State how many lines in these records contain the word "einem", and nothing else.

Rows:
○ ○ ○ ○ ○ ○ ○

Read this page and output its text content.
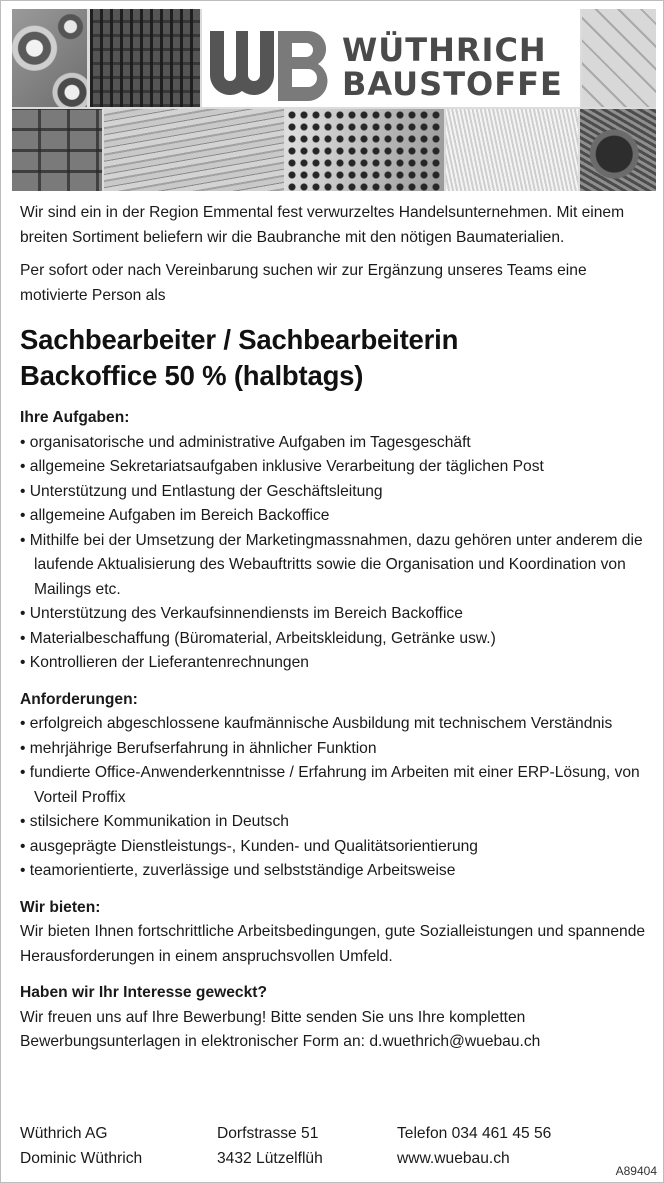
WÜTHRICH
BAUSTOFFE

Wir sind ein in der Region Emmental fest verwurzeltes Handelsunternehmen. Mit einem breiten Sortiment beliefern wir die Baubranche mit den nötigen Baumaterialien.

Per sofort oder nach Vereinbarung suchen wir zur Ergänzung unseres Teams eine motivierte Person als

Sachbearbeiter / Sachbearbeiterin
Backoffice 50 % (halbtags)
Ihre Aufgaben:
• organisatorische und administrative Aufgaben im Tagesgeschäft
• allgemeine Sekretariatsaufgaben inklusive Verarbeitung der täglichen Post
• Unterstützung und Entlastung der Geschäftsleitung
• allgemeine Aufgaben im Bereich Backoffice
• Mithilfe bei der Umsetzung der Marketingmassnahmen, dazu gehören unter anderem die laufende Aktualisierung des Webauftritts sowie die Organisation und Koordination von Mailings etc.
• Unterstützung des Verkaufsinnendiensts im Bereich Backoffice
• Materialbeschaffung (Büromaterial, Arbeitskleidung, Getränke usw.)
• Kontrollieren der Lieferantenrechnungen
Anforderungen:
• erfolgreich abgeschlossene kaufmännische Ausbildung mit technischem Verständnis
• mehrjährige Berufserfahrung in ähnlicher Funktion
• fundierte Office-Anwenderkenntnisse / Erfahrung im Arbeiten mit einer ERP-Lösung, von Vorteil Proffix
• stilsichere Kommunikation in Deutsch
• ausgeprägte Dienstleistungs-, Kunden- und Qualitätsorientierung
• teamorientierte, zuverlässige und selbstständige Arbeitsweise
Wir bieten:

Wir bieten Ihnen fortschrittliche Arbeitsbedingungen, gute Sozialleistungen und spannende Herausforderungen in einem anspruchsvollen Umfeld.

Haben wir Ihr Interesse geweckt?

Wir freuen uns auf Ihre Bewerbung! Bitte senden Sie uns Ihre kompletten Bewerbungsunterlagen in elektronischer Form an: d.wuethrich@wuebau.ch

Wüthrich AG
Dominic Wüthrich
Dorfstrasse 51
3432 Lützelflüh
Telefon 034 461 45 56
www.wuebau.ch
A89404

○ ○ ○ ○ ○ ○ ○

Result of this task: 2